(Saved data entries)
=====

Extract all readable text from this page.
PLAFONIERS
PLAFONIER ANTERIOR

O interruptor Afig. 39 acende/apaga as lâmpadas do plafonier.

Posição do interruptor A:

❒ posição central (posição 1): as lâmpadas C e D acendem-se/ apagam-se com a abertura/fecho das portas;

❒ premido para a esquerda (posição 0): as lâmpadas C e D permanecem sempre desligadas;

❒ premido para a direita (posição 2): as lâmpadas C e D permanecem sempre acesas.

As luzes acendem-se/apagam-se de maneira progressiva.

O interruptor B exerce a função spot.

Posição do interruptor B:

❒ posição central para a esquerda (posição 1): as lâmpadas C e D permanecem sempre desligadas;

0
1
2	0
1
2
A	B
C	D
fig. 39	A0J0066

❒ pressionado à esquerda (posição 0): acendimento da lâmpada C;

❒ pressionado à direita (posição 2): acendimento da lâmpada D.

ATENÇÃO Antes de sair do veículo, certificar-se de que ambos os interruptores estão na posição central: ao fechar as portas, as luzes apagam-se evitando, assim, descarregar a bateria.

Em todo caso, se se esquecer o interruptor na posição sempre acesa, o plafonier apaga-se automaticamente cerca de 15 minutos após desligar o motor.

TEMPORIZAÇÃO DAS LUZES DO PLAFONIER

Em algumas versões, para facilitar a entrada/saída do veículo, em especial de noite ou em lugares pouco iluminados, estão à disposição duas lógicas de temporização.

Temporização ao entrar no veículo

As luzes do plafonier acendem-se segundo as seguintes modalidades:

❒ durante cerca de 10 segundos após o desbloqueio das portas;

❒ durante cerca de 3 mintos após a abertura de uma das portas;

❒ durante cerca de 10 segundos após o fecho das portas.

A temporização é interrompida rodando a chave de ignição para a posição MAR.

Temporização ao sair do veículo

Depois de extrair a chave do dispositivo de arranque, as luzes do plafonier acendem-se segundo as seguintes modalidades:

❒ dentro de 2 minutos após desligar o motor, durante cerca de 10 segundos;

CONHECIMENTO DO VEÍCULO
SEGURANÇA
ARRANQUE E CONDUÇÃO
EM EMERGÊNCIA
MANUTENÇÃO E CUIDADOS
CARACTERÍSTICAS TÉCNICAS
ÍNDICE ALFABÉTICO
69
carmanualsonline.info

=====

Exercise requirements
Exact copies of all the records are required.

Expected answer
Extract all readable text from this page.
PLAFONIERS
PLAFONIER ANTERIOR

O interruptor Afig. 39 acende/apaga as lâmpadas do plafonier.

Posição do interruptor A:

❒ posição central (posição 1): as lâmpadas C e D acendem-se/ apagam-se com a abertura/fecho das portas;

❒ premido para a esquerda (posição 0): as lâmpadas C e D permanecem sempre desligadas;

❒ premido para a direita (posição 2): as lâmpadas C e D permanecem sempre acesas.

As luzes acendem-se/apagam-se de maneira progressiva.

O interruptor B exerce a função spot.

Posição do interruptor B:

❒ posição central para a esquerda (posição 1): as lâmpadas C e D permanecem sempre desligadas;

0
1
2	0
1
2
A	B
C	D
fig. 39	A0J0066

❒ pressionado à esquerda (posição 0): acendimento da lâmpada C;

❒ pressionado à direita (posição 2): acendimento da lâmpada D.

ATENÇÃO Antes de sair do veículo, certificar-se de que ambos os interruptores estão na posição central: ao fechar as portas, as luzes apagam-se evitando, assim, descarregar a bateria.

Em todo caso, se se esquecer o interruptor na posição sempre acesa, o plafonier apaga-se automaticamente cerca de 15 minutos após desligar o motor.

TEMPORIZAÇÃO DAS LUZES DO PLAFONIER

Em algumas versões, para facilitar a entrada/saída do veículo, em especial de noite ou em lugares pouco iluminados, estão à disposição duas lógicas de temporização.

Temporização ao entrar no veículo

As luzes do plafonier acendem-se segundo as seguintes modalidades:

❒ durante cerca de 10 segundos após o desbloqueio das portas;

❒ durante cerca de 3 mintos após a abertura de uma das portas;

❒ durante cerca de 10 segundos após o fecho das portas.

A temporização é interrompida rodando a chave de ignição para a posição MAR.

Temporização ao sair do veículo

Depois de extrair a chave do dispositivo de arranque, as luzes do plafonier acendem-se segundo as seguintes modalidades:

❒ dentro de 2 minutos após desligar o motor, durante cerca de 10 segundos;

CONHECIMENTO DO VEÍCULO
SEGURANÇA
ARRANQUE E CONDUÇÃO
EM EMERGÊNCIA
MANUTENÇÃO E CUIDADOS
CARACTERÍSTICAS TÉCNICAS
ÍNDICE ALFABÉTICO
69
carmanualsonline.info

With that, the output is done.